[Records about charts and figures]
********************

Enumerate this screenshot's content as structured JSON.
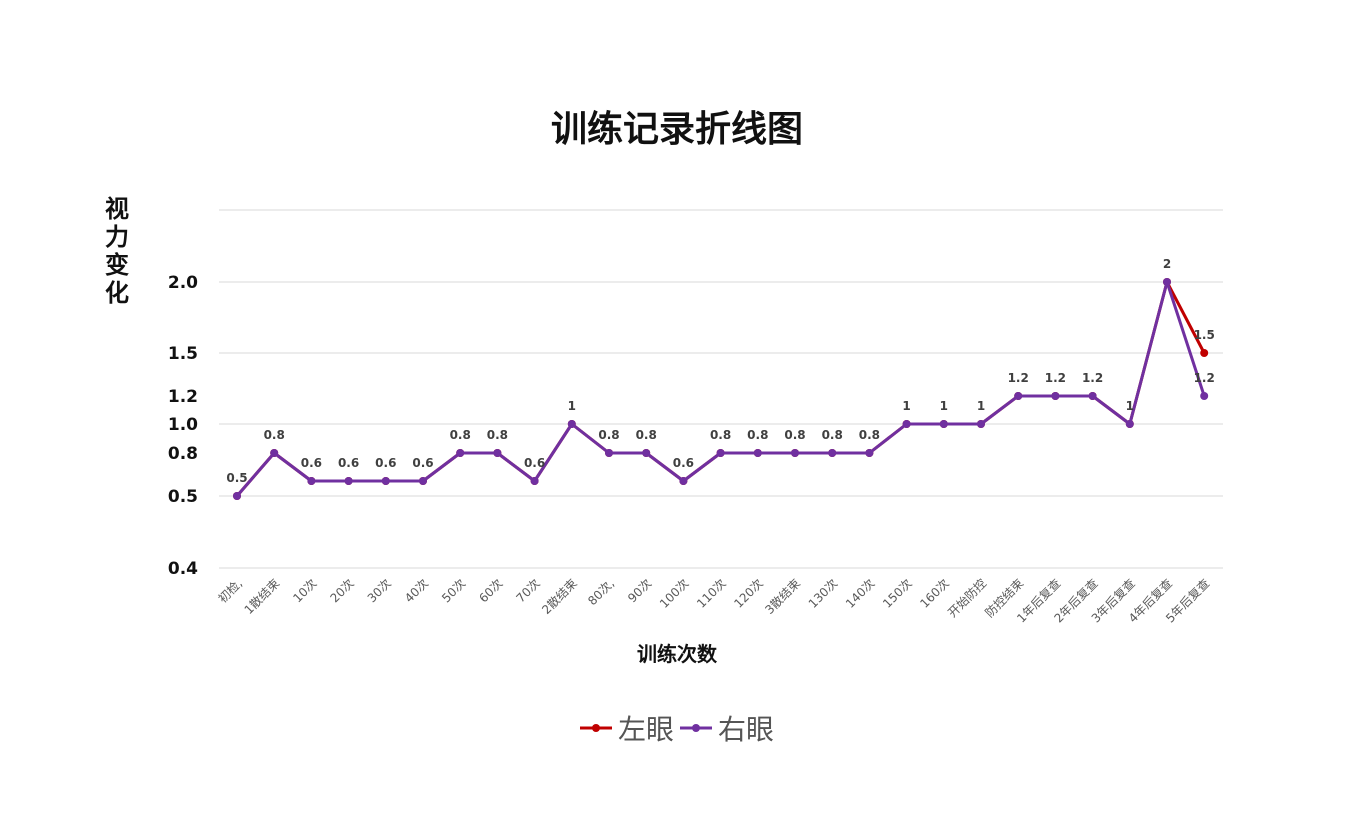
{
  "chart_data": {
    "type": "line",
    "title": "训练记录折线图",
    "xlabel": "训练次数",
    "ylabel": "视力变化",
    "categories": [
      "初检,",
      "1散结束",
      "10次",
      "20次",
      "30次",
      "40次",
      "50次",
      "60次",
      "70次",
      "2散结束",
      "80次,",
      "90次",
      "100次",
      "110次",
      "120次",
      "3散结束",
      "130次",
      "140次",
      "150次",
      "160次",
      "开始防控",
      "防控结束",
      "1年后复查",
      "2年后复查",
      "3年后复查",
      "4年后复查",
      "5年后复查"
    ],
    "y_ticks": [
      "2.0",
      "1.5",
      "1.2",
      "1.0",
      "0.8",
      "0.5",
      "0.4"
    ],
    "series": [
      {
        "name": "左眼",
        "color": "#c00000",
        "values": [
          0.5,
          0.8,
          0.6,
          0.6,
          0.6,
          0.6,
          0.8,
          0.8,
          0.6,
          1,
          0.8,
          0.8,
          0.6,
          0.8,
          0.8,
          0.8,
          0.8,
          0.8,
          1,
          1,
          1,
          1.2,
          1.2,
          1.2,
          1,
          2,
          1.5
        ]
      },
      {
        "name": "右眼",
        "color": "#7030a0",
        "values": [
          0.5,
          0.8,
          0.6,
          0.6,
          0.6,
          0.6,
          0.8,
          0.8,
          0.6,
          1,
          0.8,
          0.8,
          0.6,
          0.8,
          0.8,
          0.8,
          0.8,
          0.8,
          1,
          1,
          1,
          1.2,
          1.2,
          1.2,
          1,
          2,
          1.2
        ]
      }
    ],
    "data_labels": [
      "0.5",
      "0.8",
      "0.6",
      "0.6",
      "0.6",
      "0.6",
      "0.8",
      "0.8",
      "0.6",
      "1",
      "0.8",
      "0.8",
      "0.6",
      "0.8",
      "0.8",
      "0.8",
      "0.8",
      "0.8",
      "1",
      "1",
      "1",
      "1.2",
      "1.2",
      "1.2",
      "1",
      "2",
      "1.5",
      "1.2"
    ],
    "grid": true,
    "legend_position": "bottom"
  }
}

********************

▶ [INSTRUCTION]: Skipping the pictures, transcribe each line above exactly as it appears.

▶ [SOLUTION]:
Enumerate this screenshot's content as structured JSON.
{
  "chart_data": {
    "type": "line",
    "title": "训练记录折线图",
    "xlabel": "训练次数",
    "ylabel": "视力变化",
    "categories": [
      "初检,",
      "1散结束",
      "10次",
      "20次",
      "30次",
      "40次",
      "50次",
      "60次",
      "70次",
      "2散结束",
      "80次,",
      "90次",
      "100次",
      "110次",
      "120次",
      "3散结束",
      "130次",
      "140次",
      "150次",
      "160次",
      "开始防控",
      "防控结束",
      "1年后复查",
      "2年后复查",
      "3年后复查",
      "4年后复查",
      "5年后复查"
    ],
    "y_ticks": [
      "2.0",
      "1.5",
      "1.2",
      "1.0",
      "0.8",
      "0.5",
      "0.4"
    ],
    "series": [
      {
        "name": "左眼",
        "color": "#c00000",
        "values": [
          0.5,
          0.8,
          0.6,
          0.6,
          0.6,
          0.6,
          0.8,
          0.8,
          0.6,
          1,
          0.8,
          0.8,
          0.6,
          0.8,
          0.8,
          0.8,
          0.8,
          0.8,
          1,
          1,
          1,
          1.2,
          1.2,
          1.2,
          1,
          2,
          1.5
        ]
      },
      {
        "name": "右眼",
        "color": "#7030a0",
        "values": [
          0.5,
          0.8,
          0.6,
          0.6,
          0.6,
          0.6,
          0.8,
          0.8,
          0.6,
          1,
          0.8,
          0.8,
          0.6,
          0.8,
          0.8,
          0.8,
          0.8,
          0.8,
          1,
          1,
          1,
          1.2,
          1.2,
          1.2,
          1,
          2,
          1.2
        ]
      }
    ],
    "data_labels": [
      "0.5",
      "0.8",
      "0.6",
      "0.6",
      "0.6",
      "0.6",
      "0.8",
      "0.8",
      "0.6",
      "1",
      "0.8",
      "0.8",
      "0.6",
      "0.8",
      "0.8",
      "0.8",
      "0.8",
      "0.8",
      "1",
      "1",
      "1",
      "1.2",
      "1.2",
      "1.2",
      "1",
      "2",
      "1.5",
      "1.2"
    ],
    "grid": true,
    "legend_position": "bottom"
  }
}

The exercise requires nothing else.